[Excerpts from a figure dataset]
------------------------------

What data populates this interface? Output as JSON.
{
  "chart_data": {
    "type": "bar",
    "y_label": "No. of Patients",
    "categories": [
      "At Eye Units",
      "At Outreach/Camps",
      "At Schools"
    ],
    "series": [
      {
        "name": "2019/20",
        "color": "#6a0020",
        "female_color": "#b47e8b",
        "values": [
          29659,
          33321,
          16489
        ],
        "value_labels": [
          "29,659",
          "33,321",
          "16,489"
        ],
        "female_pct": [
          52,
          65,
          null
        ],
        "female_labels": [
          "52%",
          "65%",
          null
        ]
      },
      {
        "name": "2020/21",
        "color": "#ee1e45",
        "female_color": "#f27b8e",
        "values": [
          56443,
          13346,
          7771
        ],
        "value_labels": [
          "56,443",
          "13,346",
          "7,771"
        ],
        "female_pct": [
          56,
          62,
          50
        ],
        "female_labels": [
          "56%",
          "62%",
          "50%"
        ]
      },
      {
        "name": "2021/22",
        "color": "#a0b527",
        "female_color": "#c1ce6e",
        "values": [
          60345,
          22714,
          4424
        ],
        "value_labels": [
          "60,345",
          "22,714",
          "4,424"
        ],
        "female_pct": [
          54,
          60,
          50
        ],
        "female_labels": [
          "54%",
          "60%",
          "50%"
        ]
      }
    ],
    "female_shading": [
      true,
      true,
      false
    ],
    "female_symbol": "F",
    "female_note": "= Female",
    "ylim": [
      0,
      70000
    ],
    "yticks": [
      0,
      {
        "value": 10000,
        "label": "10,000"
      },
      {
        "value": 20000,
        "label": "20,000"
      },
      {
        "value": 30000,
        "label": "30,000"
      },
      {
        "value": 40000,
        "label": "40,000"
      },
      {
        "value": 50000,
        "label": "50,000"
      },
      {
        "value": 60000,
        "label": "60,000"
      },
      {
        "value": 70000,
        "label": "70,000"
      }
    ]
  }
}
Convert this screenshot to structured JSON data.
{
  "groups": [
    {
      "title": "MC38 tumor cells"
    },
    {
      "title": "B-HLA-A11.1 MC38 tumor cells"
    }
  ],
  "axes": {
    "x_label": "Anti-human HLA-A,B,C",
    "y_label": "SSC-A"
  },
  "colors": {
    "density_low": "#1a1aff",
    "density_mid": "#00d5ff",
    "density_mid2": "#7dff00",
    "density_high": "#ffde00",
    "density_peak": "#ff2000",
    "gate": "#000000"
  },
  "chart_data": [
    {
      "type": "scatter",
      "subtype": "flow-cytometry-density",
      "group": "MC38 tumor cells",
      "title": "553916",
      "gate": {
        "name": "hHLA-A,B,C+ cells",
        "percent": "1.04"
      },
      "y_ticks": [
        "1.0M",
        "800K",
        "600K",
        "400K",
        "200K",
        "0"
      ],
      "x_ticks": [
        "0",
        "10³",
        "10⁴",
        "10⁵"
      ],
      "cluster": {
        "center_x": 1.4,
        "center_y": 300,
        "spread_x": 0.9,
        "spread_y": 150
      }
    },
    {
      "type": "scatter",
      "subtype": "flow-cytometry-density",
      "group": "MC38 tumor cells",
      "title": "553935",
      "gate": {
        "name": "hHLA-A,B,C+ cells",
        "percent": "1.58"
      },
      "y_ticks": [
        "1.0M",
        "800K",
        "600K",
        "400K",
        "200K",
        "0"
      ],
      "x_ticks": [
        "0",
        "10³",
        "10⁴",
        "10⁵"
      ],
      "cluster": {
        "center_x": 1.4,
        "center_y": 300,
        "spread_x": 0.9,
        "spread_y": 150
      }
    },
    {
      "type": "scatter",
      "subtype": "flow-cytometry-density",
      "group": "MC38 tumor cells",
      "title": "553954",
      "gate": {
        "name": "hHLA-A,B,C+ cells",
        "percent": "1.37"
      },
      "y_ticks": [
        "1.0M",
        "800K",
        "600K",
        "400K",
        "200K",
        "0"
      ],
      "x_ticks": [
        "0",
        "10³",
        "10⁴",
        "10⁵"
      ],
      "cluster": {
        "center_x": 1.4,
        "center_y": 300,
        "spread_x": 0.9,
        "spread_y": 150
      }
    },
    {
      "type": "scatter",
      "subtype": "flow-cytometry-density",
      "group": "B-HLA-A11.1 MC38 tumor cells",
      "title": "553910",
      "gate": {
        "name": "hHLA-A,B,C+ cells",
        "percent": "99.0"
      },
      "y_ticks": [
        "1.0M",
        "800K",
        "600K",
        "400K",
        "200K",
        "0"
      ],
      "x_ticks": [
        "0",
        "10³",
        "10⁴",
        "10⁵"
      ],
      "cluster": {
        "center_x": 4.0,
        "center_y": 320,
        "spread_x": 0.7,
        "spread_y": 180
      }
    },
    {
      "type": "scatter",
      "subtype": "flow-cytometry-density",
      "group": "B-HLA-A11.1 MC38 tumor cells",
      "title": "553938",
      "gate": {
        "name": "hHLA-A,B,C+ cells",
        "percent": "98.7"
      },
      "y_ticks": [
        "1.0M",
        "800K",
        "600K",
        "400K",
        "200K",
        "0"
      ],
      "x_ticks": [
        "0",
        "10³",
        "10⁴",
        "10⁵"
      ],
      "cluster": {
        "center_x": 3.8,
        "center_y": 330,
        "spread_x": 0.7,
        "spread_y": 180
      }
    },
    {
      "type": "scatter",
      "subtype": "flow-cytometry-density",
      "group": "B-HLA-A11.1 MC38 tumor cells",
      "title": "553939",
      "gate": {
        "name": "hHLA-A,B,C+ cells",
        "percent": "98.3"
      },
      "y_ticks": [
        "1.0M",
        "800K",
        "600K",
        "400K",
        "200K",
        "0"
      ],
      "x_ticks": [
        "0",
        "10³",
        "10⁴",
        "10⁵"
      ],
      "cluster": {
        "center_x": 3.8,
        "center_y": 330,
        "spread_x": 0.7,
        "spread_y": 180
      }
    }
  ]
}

------------------------------

▶ Exercise brief
Across the data, find each line that has "this" in it and copy that line.

▶ Task result
What data populates this interface? Output as JSON.
Convert this screenshot to structured JSON data.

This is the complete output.